AIM OF THE TASK: What is the number of lines in the entries below that include the word "title"? Provide the number only.

[Records]

_ _ _ _ _

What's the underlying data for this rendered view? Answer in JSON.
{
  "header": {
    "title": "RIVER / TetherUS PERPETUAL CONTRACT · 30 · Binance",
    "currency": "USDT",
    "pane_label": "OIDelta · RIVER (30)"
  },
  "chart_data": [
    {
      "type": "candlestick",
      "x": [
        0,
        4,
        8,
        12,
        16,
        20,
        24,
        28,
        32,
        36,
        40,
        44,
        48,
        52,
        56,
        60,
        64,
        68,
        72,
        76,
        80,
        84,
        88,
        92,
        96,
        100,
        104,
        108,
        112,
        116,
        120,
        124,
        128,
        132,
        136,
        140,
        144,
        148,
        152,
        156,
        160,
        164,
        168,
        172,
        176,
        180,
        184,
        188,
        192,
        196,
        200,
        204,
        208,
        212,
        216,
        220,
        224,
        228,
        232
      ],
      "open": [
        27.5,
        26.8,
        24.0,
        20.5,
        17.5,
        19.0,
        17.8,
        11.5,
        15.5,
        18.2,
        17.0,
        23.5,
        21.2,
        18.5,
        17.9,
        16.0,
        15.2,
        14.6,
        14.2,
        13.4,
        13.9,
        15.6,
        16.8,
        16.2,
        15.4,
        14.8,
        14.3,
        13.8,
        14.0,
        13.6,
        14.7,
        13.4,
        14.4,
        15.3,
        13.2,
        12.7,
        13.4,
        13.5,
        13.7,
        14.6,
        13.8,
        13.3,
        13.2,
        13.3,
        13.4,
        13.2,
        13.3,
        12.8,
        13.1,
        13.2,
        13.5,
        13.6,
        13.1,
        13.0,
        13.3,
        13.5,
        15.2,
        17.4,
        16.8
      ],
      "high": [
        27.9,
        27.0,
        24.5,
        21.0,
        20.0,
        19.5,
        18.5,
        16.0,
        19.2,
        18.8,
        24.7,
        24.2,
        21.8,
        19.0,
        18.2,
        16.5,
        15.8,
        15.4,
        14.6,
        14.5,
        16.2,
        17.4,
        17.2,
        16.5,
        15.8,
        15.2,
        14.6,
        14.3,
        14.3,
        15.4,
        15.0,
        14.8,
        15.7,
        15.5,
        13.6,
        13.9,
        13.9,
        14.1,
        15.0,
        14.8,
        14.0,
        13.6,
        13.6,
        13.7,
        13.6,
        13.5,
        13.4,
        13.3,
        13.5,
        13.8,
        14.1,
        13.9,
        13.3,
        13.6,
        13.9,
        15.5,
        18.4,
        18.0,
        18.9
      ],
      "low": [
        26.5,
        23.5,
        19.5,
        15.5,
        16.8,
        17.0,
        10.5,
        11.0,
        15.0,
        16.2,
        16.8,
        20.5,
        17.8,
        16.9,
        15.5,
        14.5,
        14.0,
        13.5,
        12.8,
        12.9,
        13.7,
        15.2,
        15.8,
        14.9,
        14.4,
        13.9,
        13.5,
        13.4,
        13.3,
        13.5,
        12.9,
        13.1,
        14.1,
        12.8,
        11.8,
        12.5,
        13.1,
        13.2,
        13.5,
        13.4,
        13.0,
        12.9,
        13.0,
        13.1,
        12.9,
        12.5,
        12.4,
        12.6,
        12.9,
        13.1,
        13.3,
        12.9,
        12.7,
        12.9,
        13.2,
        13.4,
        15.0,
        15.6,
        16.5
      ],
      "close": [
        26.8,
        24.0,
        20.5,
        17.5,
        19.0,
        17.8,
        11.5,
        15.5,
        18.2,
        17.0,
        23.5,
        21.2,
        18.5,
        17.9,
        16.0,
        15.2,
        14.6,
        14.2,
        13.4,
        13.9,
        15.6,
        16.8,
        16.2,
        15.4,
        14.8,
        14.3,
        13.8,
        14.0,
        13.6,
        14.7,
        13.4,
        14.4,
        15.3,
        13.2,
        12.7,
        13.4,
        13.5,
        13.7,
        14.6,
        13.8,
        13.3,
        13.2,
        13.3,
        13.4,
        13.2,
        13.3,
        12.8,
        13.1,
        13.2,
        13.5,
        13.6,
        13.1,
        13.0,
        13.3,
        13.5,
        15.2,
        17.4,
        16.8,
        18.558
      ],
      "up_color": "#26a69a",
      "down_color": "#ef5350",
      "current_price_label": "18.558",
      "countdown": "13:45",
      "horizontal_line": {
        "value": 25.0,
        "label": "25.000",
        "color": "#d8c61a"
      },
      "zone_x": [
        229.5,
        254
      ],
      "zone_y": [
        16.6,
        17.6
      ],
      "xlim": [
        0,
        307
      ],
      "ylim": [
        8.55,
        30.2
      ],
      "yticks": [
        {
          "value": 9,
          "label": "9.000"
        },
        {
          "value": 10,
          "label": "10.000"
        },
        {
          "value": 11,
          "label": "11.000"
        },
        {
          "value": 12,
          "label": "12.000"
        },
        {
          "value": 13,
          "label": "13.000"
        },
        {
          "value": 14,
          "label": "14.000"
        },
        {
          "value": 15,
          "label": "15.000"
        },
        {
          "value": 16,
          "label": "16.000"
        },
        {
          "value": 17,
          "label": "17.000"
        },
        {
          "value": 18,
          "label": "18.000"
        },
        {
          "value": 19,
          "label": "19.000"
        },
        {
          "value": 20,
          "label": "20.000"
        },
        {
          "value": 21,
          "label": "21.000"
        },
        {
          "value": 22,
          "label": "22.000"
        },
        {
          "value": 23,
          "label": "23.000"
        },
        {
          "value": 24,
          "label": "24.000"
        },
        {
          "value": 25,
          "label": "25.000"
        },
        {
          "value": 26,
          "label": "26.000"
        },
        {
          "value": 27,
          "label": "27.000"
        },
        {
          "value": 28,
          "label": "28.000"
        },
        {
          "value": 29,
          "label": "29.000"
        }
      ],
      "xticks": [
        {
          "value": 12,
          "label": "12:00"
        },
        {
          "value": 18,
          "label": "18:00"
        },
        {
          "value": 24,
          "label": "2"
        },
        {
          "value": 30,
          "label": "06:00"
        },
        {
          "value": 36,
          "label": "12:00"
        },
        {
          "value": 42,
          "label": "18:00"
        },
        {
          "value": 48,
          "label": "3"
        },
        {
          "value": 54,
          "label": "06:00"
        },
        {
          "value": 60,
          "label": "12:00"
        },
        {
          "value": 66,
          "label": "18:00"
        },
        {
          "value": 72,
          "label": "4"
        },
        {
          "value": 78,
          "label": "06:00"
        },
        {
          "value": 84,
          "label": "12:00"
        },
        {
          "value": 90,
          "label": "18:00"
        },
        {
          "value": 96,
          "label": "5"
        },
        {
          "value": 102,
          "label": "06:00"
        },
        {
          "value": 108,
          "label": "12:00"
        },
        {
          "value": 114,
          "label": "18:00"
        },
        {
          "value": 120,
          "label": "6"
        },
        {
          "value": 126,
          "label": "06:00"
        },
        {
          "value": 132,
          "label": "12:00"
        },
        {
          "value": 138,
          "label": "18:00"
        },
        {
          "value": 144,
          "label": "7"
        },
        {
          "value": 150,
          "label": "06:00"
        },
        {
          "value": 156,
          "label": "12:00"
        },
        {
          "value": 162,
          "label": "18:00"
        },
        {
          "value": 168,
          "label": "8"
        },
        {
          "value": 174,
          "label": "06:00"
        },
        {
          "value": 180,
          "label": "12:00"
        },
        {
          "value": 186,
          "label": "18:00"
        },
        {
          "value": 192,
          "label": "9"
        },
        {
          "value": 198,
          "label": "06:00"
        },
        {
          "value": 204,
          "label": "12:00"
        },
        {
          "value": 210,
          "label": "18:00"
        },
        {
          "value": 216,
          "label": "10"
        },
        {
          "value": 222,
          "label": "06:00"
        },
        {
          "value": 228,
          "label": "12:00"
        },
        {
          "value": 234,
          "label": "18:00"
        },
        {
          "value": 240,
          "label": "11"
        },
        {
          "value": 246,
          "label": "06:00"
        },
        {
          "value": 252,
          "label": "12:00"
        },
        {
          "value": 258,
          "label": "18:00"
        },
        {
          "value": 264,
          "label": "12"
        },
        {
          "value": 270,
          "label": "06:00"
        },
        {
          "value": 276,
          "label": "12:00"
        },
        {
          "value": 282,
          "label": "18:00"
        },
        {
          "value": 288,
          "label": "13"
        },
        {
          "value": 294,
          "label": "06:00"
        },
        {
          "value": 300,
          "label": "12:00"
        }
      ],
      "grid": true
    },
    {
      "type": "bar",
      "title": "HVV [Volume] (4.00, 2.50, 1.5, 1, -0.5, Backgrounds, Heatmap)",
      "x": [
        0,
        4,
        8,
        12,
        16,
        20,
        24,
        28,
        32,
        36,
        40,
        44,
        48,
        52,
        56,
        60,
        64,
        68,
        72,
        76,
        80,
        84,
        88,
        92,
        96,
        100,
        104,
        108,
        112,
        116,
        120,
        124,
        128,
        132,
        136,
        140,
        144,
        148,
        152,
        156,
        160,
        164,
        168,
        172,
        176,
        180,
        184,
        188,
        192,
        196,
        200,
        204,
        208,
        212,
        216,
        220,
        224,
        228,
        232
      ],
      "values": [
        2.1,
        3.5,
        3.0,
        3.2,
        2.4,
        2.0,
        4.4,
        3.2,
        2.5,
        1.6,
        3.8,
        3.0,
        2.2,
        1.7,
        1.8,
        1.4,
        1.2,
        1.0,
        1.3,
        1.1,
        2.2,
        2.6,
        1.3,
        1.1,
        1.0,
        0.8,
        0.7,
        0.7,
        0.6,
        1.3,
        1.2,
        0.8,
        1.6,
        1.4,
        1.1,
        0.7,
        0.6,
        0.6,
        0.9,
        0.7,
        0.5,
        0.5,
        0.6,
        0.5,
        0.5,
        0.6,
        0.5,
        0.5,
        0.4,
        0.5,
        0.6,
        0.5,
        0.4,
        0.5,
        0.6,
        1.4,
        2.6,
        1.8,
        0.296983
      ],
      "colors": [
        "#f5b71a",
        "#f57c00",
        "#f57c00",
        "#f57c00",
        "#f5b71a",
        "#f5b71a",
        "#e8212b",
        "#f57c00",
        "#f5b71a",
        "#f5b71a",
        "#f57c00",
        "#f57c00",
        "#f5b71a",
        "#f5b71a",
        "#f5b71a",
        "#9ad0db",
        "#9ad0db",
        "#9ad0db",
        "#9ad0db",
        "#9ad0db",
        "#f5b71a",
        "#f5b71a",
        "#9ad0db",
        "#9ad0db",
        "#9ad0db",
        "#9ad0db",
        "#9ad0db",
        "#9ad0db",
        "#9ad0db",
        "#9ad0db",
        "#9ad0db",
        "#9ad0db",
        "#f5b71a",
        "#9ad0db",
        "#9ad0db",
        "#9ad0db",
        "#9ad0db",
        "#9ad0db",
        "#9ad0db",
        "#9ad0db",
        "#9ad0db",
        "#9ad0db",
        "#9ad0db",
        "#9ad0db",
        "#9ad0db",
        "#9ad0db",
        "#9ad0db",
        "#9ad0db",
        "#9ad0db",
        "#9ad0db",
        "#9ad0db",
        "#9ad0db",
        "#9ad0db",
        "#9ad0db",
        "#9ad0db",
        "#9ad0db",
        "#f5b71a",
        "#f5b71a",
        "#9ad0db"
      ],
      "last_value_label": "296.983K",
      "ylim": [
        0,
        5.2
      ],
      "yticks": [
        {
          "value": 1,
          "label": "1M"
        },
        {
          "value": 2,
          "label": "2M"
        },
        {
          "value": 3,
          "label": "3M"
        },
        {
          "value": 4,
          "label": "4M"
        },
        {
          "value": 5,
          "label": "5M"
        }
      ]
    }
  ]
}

_ _ _ _ _

EXERCISE ANSWER: 2